**To do**
Locate and copy all lines bearing the word "anys".

Entries with figure data:

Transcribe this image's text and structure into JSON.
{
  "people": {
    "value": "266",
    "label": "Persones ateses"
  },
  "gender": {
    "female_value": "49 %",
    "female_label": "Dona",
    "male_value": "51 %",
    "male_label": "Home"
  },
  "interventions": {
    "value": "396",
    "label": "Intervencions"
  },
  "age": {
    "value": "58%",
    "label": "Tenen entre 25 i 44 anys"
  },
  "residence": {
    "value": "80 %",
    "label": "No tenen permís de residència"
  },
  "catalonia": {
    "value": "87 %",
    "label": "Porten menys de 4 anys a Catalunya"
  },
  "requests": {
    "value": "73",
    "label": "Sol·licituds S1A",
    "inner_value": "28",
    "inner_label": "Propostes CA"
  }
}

**Task response**
    "label": "Tenen entre 25 i 44 anys"
    "label": "Porten menys de 4 anys a Catalunya"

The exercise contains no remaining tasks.